**Extract to read**:
══════════════════════════════

The most recent autochthonous outbreaks in Sao Paulo State, advanced the forest transmission zone to the borders of the Serra do Mar coastal mountain range. If the endemic zone continues progressing as it has, Brazil may find itself up against outbreaks in the densely populated regions such as its shore-side municipalities which, for historic reasons, have had greater population densities. Yellow fever has not yet returned to urban localities, that is, transmission has not been reported in urban, non-forested areas, but this presents a real possibility and concern over its potential is not unreasonable. Measures have been taken to preclude this from happening through well succeeded concrete epidemiological surveillance efforts, the monitoring of sentinel events (e.g. the deaths of monkeys) and the judicious use of immunobiological products, such as the yellow fever vaccine.
Dengue another tropical flavivirus infection emerged in Brazil at the close of the last century. It has progressively spread through the country, as well as internationally, and concern over dengue tends to increase. This has led to the elaboration, by the Brazilian Association of Critical Care Medicine, of guidelines that have recently and pioneeringly appeared in the RBTI.(4)
This disease is caused by one of four discrete viral serotypes (DEN 1, 2, 3 and 4); three of which three classically move in cyclic patterns throughout Brazil. At times, a single serotype circulates in a given region, while, in others, more than one serotype may co-circulate. This co-circulation increases the probability of patients contracting more than one type of dengue over their lifetime. And when contracted for the second or third time, dengue presents a greater risk as the result of immunologic enhancement mechanisms. Thus, the incidence of severe forms of the disease is increased by co-circulation, and this describes the current Brazilian scenario. It is worth noting that DEN 4 has recently begun circulating in the Amazon region and in Sao Paulo state, which has led to specific surveillance and reporting efforts.

══════════════════════════════

**Excerpted records**:
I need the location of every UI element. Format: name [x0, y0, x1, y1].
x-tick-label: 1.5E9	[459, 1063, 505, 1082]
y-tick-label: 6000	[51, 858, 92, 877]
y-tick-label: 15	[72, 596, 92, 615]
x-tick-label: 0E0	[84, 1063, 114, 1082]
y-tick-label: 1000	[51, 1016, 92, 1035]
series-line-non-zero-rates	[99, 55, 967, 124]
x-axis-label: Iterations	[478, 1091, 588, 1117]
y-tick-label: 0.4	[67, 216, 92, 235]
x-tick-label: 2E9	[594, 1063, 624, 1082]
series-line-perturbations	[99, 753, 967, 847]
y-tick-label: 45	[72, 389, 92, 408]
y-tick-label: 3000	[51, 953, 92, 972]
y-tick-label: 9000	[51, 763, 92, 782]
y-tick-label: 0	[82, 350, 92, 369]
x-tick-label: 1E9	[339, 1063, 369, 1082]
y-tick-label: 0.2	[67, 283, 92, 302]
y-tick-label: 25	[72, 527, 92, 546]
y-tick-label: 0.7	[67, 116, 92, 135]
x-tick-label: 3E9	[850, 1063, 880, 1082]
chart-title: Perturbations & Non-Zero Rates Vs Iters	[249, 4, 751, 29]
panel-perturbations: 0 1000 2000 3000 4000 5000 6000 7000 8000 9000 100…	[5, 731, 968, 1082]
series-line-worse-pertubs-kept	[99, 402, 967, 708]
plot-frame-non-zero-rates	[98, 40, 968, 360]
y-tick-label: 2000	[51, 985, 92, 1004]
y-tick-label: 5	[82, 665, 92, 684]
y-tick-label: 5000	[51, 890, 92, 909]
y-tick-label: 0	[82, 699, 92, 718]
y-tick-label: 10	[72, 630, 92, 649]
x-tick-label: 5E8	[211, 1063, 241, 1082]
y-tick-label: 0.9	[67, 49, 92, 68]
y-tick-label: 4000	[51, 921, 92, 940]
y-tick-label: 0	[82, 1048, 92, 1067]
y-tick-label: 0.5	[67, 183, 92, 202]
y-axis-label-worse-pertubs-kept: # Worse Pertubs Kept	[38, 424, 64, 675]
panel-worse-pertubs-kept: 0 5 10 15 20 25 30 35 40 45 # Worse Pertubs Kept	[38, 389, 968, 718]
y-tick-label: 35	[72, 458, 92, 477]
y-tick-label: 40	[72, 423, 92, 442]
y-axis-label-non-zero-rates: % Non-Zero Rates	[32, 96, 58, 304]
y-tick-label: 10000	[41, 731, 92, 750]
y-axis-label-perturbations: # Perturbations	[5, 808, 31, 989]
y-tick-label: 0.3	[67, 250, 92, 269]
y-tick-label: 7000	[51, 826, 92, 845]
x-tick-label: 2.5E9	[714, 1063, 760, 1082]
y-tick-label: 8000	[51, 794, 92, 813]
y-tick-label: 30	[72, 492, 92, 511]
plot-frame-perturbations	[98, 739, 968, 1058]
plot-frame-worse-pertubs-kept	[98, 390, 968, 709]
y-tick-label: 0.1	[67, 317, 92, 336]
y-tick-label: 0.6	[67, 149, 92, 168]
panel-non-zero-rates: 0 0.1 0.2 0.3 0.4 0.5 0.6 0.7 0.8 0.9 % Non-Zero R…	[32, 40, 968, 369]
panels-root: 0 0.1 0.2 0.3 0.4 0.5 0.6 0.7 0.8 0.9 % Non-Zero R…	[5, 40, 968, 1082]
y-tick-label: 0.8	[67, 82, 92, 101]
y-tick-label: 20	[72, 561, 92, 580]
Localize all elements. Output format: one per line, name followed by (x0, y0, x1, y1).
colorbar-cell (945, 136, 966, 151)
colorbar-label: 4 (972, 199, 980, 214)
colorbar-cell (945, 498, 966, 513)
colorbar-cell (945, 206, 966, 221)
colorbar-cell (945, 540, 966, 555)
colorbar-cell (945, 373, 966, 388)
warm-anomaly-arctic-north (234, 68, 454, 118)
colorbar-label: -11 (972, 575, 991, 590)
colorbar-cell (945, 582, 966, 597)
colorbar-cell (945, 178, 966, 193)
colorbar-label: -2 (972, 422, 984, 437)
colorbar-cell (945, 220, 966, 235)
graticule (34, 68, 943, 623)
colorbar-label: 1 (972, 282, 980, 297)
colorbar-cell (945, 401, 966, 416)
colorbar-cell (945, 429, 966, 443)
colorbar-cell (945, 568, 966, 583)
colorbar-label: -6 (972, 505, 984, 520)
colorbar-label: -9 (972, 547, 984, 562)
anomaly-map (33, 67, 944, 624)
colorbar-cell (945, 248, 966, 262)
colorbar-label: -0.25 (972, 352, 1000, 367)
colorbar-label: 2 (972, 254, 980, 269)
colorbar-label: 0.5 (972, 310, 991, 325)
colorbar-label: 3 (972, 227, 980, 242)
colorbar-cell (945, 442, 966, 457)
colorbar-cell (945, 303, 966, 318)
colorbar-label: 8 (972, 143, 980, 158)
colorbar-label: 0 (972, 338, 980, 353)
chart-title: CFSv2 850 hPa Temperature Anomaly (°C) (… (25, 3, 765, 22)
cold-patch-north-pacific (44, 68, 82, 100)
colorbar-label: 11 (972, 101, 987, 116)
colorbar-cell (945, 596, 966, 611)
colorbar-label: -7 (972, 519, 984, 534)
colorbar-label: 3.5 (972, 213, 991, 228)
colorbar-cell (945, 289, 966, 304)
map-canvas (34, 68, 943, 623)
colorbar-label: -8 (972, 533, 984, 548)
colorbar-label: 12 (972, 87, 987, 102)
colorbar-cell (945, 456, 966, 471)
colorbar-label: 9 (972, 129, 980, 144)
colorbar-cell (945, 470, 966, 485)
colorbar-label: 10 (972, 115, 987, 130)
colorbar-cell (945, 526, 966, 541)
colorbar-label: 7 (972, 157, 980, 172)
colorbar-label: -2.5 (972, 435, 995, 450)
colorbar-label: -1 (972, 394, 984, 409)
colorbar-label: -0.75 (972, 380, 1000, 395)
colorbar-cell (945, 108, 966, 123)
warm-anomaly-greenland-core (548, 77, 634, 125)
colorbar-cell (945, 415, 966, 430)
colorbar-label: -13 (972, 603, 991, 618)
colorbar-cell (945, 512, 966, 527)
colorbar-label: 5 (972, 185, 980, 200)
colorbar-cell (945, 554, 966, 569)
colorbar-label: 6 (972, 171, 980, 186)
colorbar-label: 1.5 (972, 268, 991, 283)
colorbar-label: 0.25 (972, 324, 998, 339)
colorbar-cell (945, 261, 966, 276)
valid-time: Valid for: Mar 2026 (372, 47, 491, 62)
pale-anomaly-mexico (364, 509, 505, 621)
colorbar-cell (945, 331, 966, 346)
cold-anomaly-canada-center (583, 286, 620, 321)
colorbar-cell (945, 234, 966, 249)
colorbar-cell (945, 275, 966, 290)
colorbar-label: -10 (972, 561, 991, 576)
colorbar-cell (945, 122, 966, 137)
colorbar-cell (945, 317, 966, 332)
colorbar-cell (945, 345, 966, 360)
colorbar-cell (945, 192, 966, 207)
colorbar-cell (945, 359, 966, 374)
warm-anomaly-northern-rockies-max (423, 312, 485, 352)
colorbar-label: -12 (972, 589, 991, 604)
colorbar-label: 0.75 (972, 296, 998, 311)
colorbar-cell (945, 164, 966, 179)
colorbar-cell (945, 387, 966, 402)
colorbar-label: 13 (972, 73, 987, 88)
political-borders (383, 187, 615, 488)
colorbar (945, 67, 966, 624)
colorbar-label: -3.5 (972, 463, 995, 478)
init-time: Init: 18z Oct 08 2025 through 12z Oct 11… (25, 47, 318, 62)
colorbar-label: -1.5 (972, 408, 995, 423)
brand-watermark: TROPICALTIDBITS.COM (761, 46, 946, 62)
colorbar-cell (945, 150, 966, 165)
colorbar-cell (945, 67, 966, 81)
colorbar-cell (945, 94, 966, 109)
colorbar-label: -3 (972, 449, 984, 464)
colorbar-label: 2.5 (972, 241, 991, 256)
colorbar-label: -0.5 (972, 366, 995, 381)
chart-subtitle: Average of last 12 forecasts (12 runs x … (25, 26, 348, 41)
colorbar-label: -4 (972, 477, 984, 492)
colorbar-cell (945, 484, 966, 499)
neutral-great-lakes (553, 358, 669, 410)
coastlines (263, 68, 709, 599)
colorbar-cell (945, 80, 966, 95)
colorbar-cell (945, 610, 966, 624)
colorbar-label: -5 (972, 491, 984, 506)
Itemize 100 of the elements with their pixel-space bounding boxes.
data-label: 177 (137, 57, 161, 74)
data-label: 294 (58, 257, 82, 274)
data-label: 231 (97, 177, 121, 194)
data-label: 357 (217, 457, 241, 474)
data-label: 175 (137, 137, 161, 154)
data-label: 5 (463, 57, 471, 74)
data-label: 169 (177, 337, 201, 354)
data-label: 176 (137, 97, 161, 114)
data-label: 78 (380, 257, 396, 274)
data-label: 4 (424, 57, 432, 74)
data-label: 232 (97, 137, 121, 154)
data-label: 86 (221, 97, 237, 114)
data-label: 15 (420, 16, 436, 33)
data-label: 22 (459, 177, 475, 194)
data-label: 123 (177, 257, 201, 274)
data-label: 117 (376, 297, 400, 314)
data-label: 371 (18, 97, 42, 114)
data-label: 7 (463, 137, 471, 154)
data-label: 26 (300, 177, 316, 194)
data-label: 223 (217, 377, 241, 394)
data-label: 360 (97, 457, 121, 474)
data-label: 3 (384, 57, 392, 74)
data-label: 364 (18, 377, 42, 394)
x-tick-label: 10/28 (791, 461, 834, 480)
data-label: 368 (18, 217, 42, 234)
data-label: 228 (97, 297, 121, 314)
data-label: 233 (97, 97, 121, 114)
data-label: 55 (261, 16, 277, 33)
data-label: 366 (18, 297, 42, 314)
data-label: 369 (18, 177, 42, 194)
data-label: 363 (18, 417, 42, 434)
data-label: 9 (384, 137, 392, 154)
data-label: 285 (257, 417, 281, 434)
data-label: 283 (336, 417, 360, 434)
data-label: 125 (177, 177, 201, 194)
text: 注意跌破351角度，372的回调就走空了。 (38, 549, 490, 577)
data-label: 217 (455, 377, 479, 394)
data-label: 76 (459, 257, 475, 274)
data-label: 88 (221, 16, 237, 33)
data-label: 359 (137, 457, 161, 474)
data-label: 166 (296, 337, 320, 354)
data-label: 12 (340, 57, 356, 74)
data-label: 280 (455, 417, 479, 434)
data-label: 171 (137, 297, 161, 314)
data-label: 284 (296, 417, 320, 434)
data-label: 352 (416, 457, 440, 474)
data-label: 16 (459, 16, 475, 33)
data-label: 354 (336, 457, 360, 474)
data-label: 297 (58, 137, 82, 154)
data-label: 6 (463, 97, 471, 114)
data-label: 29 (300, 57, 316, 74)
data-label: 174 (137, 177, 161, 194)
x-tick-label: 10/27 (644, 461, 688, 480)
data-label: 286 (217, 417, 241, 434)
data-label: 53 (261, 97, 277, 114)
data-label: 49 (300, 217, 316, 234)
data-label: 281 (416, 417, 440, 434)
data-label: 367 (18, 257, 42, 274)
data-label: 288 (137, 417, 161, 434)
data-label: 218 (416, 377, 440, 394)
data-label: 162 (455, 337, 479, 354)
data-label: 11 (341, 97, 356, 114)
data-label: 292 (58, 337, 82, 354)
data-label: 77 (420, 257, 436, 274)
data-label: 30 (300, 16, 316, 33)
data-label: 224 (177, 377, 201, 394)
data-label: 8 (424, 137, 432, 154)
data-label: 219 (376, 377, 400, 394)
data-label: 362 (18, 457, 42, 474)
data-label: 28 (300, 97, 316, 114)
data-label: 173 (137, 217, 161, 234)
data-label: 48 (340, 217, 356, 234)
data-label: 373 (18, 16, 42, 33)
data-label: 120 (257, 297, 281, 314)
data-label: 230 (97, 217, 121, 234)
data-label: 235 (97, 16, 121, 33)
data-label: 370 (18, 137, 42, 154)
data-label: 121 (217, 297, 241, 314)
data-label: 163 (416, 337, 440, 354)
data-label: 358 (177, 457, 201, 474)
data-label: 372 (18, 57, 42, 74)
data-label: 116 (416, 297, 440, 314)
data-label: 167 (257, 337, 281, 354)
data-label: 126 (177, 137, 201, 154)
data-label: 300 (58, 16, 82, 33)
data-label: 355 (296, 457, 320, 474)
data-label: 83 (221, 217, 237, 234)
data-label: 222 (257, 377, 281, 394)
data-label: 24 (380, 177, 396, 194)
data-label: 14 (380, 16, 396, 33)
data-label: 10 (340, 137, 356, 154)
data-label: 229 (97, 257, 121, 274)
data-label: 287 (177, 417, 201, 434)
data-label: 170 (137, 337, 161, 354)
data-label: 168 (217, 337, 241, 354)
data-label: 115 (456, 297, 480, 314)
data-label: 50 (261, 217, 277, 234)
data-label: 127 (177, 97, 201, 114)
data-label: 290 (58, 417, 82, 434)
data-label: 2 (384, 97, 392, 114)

══════════════════════════════

**Questions to answer**:
(1) From the text on yellow fever and dengue, copy word for word the passage starting at "Dengue another tropical" and ending at "in the RBTI.(4)".
(2) According to the text on yellow fever and dengue, why does the co-circulation of several dengue serotypes raise the incidence of severe forms of the disease? Answer in one to three sentences.

**Solutions per task**:
(1)
Dengue another tropical flavivirus infection emerged in Brazil at the close of the last century. It has progressively spread through the country, as well as internationally, and concern over dengue tends to increase. This has led to the elaboration, by the Brazilian Association of Critical Care Medicine, of guidelines that have recently and pioneeringly appeared in the RBTI.(4)

(2) When more than one serotype circulates, patients are more likely to catch more than one type of dengue over their lifetime. A second or third infection carries a greater risk because of immunologic enhancement mechanisms, so severe forms become more common.